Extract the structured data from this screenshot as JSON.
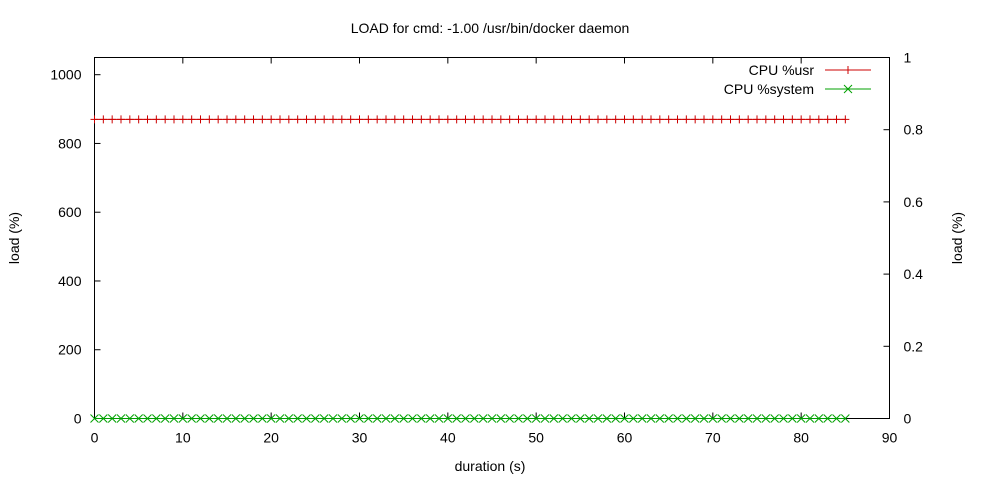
{
  "chart_data": {
    "type": "line",
    "title": "LOAD for cmd: -1.00 /usr/bin/docker daemon",
    "xlabel": "duration (s)",
    "ylabel": "load (%)",
    "y2label": "load (%)",
    "xlim": [
      0,
      90
    ],
    "ylim": [
      0,
      1050
    ],
    "y2lim": [
      0,
      1
    ],
    "x_ticks": [
      0,
      10,
      20,
      30,
      40,
      50,
      60,
      70,
      80,
      90
    ],
    "y_ticks": [
      0,
      200,
      400,
      600,
      800,
      1000
    ],
    "y2_ticks": [
      0,
      0.2,
      0.4,
      0.6,
      0.8,
      1
    ],
    "y2_tick_labels": [
      "0",
      "0.2",
      "0.4",
      "0.6",
      "0.8",
      "1"
    ],
    "grid": false,
    "legend_position": "top-right",
    "x": [
      0,
      1,
      2,
      3,
      4,
      5,
      6,
      7,
      8,
      9,
      10,
      11,
      12,
      13,
      14,
      15,
      16,
      17,
      18,
      19,
      20,
      21,
      22,
      23,
      24,
      25,
      26,
      27,
      28,
      29,
      30,
      31,
      32,
      33,
      34,
      35,
      36,
      37,
      38,
      39,
      40,
      41,
      42,
      43,
      44,
      45,
      46,
      47,
      48,
      49,
      50,
      51,
      52,
      53,
      54,
      55,
      56,
      57,
      58,
      59,
      60,
      61,
      62,
      63,
      64,
      65,
      66,
      67,
      68,
      69,
      70,
      71,
      72,
      73,
      74,
      75,
      76,
      77,
      78,
      79,
      80,
      81,
      82,
      83,
      84,
      85
    ],
    "series": [
      {
        "name": "CPU %usr",
        "color": "#cc0000",
        "marker": "plus",
        "value": 870
      },
      {
        "name": "CPU %system",
        "color": "#00a000",
        "marker": "cross",
        "value": 0
      }
    ]
  }
}
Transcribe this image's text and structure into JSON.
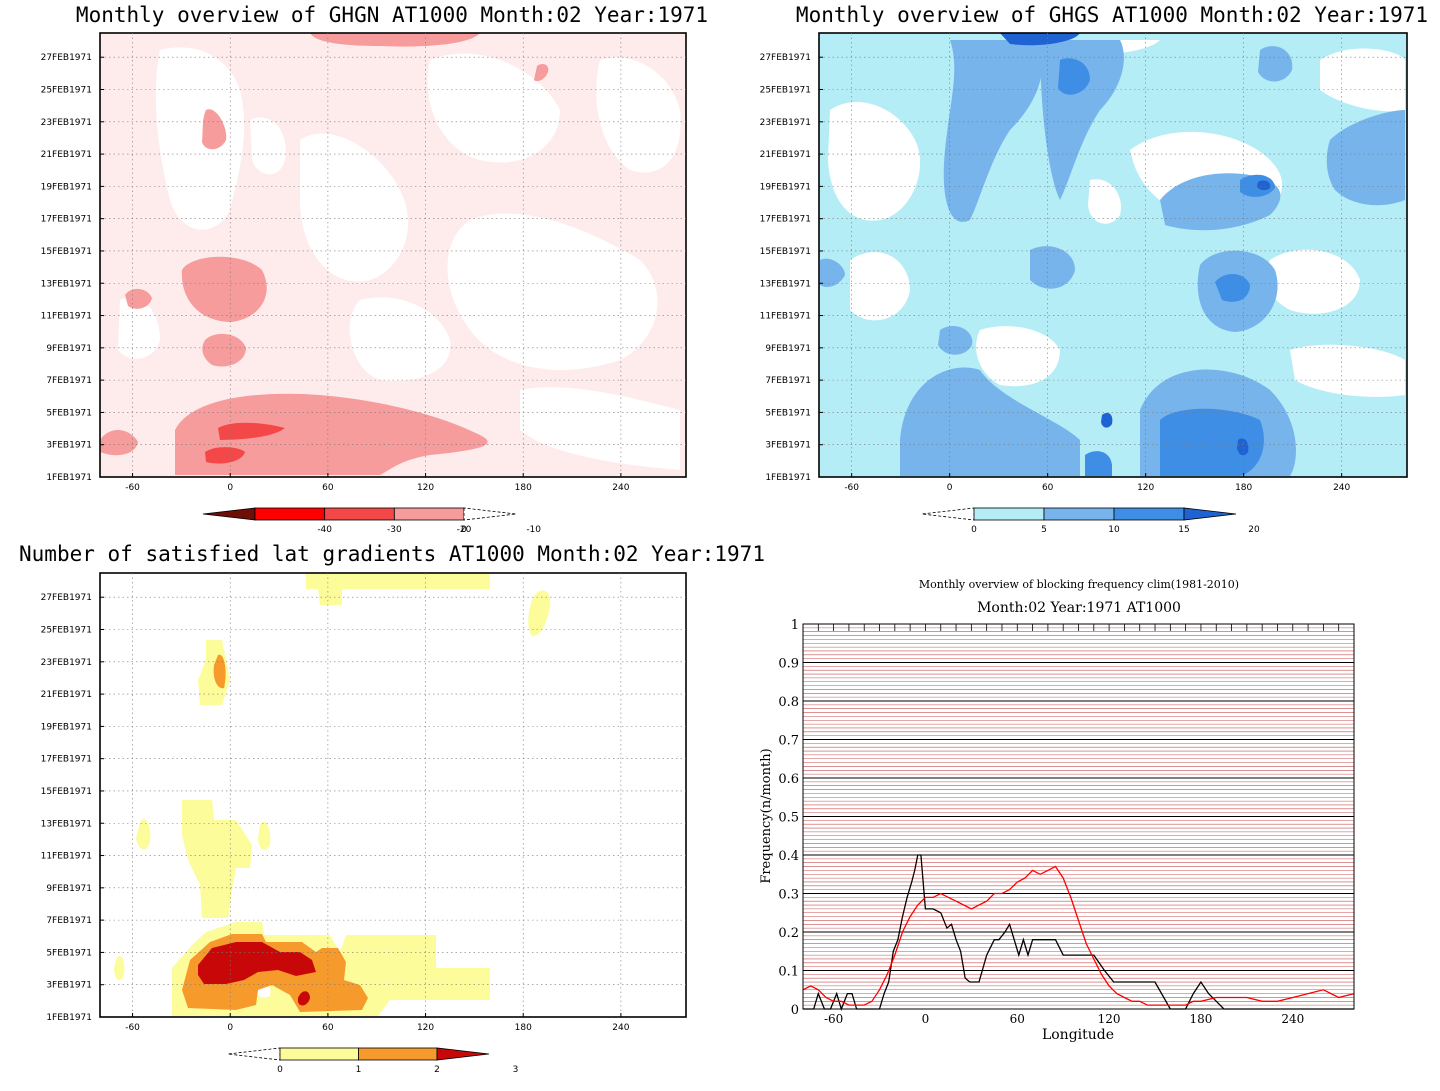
{
  "panels": {
    "ghgn": {
      "title": "Monthly overview of GHGN AT1000 Month:02 Year:1971",
      "colorbar": {
        "labels": [
          "-40",
          "-30",
          "-20",
          "-10",
          "0"
        ],
        "colors": [
          "#6e0e06",
          "#ff0000",
          "#f44848",
          "#f69c9c",
          "#feecec"
        ]
      },
      "fill_light": "#feecec",
      "fill_mid": "#f69c9c",
      "fill_strong": "#f44848"
    },
    "ghgs": {
      "title": "Monthly overview of GHGS AT1000 Month:02 Year:1971",
      "colorbar": {
        "labels": [
          "0",
          "5",
          "10",
          "15",
          "20"
        ],
        "colors": [
          "#b4edf6",
          "#78b4ec",
          "#3e8ee6",
          "#1f62d2",
          "#999999"
        ]
      }
    },
    "gradients": {
      "title": "Number of satisfied lat gradients AT1000 Month:02 Year:1971",
      "colorbar": {
        "labels": [
          "0",
          "1",
          "2",
          "3"
        ],
        "colors": [
          "#fdfc9b",
          "#f79a2c",
          "#c80808",
          "#999999"
        ]
      }
    },
    "frequency": {
      "title_line1": "Monthly overview of blocking frequency clim(1981-2010)",
      "title_line2": "Month:02 Year:1971  AT1000"
    }
  },
  "hovmoller_axes": {
    "xticks": [
      "-60",
      "0",
      "60",
      "120",
      "180",
      "240"
    ],
    "xtick_values": [
      -60,
      0,
      60,
      120,
      180,
      240
    ],
    "xlim": [
      -80,
      280
    ],
    "yticks": [
      "1FEB1971",
      "3FEB1971",
      "5FEB1971",
      "7FEB1971",
      "9FEB1971",
      "11FEB1971",
      "13FEB1971",
      "15FEB1971",
      "17FEB1971",
      "19FEB1971",
      "21FEB1971",
      "23FEB1971",
      "25FEB1971",
      "27FEB1971"
    ],
    "ylim": [
      1,
      28.5
    ]
  },
  "chart_data": [
    {
      "type": "heatmap",
      "title": "Monthly overview of GHGN AT1000 Month:02 Year:1971",
      "x_range": [
        -80,
        280
      ],
      "y_range": [
        "1FEB1971",
        "28FEB1971"
      ],
      "colorbar_levels": [
        -40,
        -30,
        -20,
        -10,
        0
      ]
    },
    {
      "type": "heatmap",
      "title": "Monthly overview of GHGS AT1000 Month:02 Year:1971",
      "x_range": [
        -80,
        280
      ],
      "y_range": [
        "1FEB1971",
        "28FEB1971"
      ],
      "colorbar_levels": [
        0,
        5,
        10,
        15,
        20
      ]
    },
    {
      "type": "heatmap",
      "title": "Number of satisfied lat gradients AT1000 Month:02 Year:1971",
      "x_range": [
        -80,
        280
      ],
      "y_range": [
        "1FEB1971",
        "28FEB1971"
      ],
      "colorbar_levels": [
        0,
        1,
        2,
        3
      ]
    },
    {
      "type": "line",
      "title": "Monthly overview of blocking frequency clim(1981-2010)",
      "subtitle": "Month:02 Year:1971  AT1000",
      "xlabel": "Longitude",
      "ylabel": "Frequency(n/month)",
      "xlim": [
        -80,
        280
      ],
      "ylim": [
        0,
        1
      ],
      "xticks": [
        "-60",
        "0",
        "60",
        "120",
        "180",
        "240"
      ],
      "yticks": [
        "0",
        "0.1",
        "0.2",
        "0.3",
        "0.4",
        "0.5",
        "0.6",
        "0.7",
        "0.8",
        "0.9",
        "1"
      ],
      "grid": true,
      "series": [
        {
          "color": "#000000",
          "x": [
            -80,
            -73,
            -70,
            -66,
            -62,
            -58,
            -55,
            -51,
            -48,
            -45,
            -40,
            -35,
            -30,
            -27,
            -24,
            -21,
            -18,
            -15,
            -12,
            -9,
            -7,
            -5,
            -3,
            0,
            5,
            10,
            14,
            17,
            20,
            23,
            26,
            29,
            35,
            40,
            45,
            48,
            52,
            55,
            58,
            61,
            64,
            67,
            70,
            75,
            80,
            85,
            90,
            100,
            110,
            117,
            123,
            130,
            140,
            150,
            160,
            170,
            175,
            180,
            185,
            190,
            195,
            200,
            210,
            220,
            230,
            240,
            250,
            260,
            270,
            280
          ],
          "y": [
            0,
            0,
            0.04,
            0,
            0,
            0.04,
            0,
            0.04,
            0.04,
            0,
            0,
            0,
            0,
            0.04,
            0.07,
            0.15,
            0.18,
            0.24,
            0.29,
            0.33,
            0.36,
            0.4,
            0.4,
            0.26,
            0.26,
            0.25,
            0.21,
            0.22,
            0.18,
            0.15,
            0.08,
            0.07,
            0.07,
            0.14,
            0.18,
            0.18,
            0.2,
            0.22,
            0.18,
            0.14,
            0.18,
            0.14,
            0.18,
            0.18,
            0.18,
            0.18,
            0.14,
            0.14,
            0.14,
            0.1,
            0.07,
            0.07,
            0.07,
            0.07,
            0,
            0,
            0.04,
            0.07,
            0.04,
            0.02,
            0,
            0,
            0,
            0,
            0,
            0,
            0,
            0,
            0,
            0
          ]
        },
        {
          "color": "#ff0000",
          "x": [
            -80,
            -75,
            -70,
            -65,
            -60,
            -55,
            -50,
            -45,
            -40,
            -35,
            -30,
            -25,
            -20,
            -15,
            -10,
            -5,
            0,
            5,
            10,
            15,
            20,
            25,
            30,
            35,
            40,
            45,
            50,
            55,
            60,
            65,
            70,
            75,
            80,
            85,
            90,
            95,
            100,
            105,
            110,
            115,
            120,
            125,
            130,
            135,
            140,
            145,
            150,
            155,
            160,
            165,
            170,
            175,
            180,
            190,
            200,
            210,
            220,
            230,
            240,
            250,
            260,
            270,
            280
          ],
          "y": [
            0.05,
            0.06,
            0.05,
            0.03,
            0.02,
            0.02,
            0.01,
            0.01,
            0.01,
            0.02,
            0.05,
            0.09,
            0.14,
            0.2,
            0.24,
            0.27,
            0.29,
            0.29,
            0.3,
            0.29,
            0.28,
            0.27,
            0.26,
            0.27,
            0.28,
            0.3,
            0.3,
            0.31,
            0.33,
            0.34,
            0.36,
            0.35,
            0.36,
            0.37,
            0.34,
            0.29,
            0.23,
            0.17,
            0.13,
            0.09,
            0.06,
            0.04,
            0.03,
            0.02,
            0.02,
            0.01,
            0.01,
            0.01,
            0.01,
            0.01,
            0.01,
            0.02,
            0.02,
            0.03,
            0.03,
            0.03,
            0.02,
            0.02,
            0.03,
            0.04,
            0.05,
            0.03,
            0.04
          ]
        }
      ]
    }
  ]
}
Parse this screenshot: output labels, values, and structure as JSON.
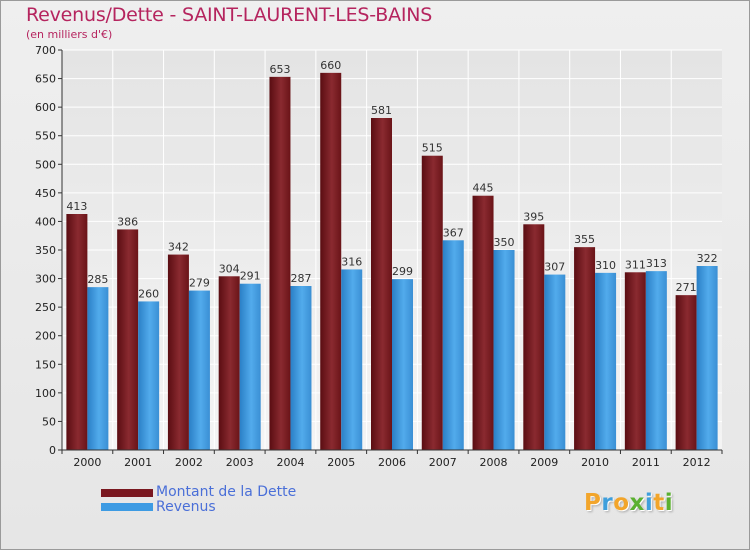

Task details: How many of the lines above include the string "JSON"? Answer with the number only.

Reply to the task: 3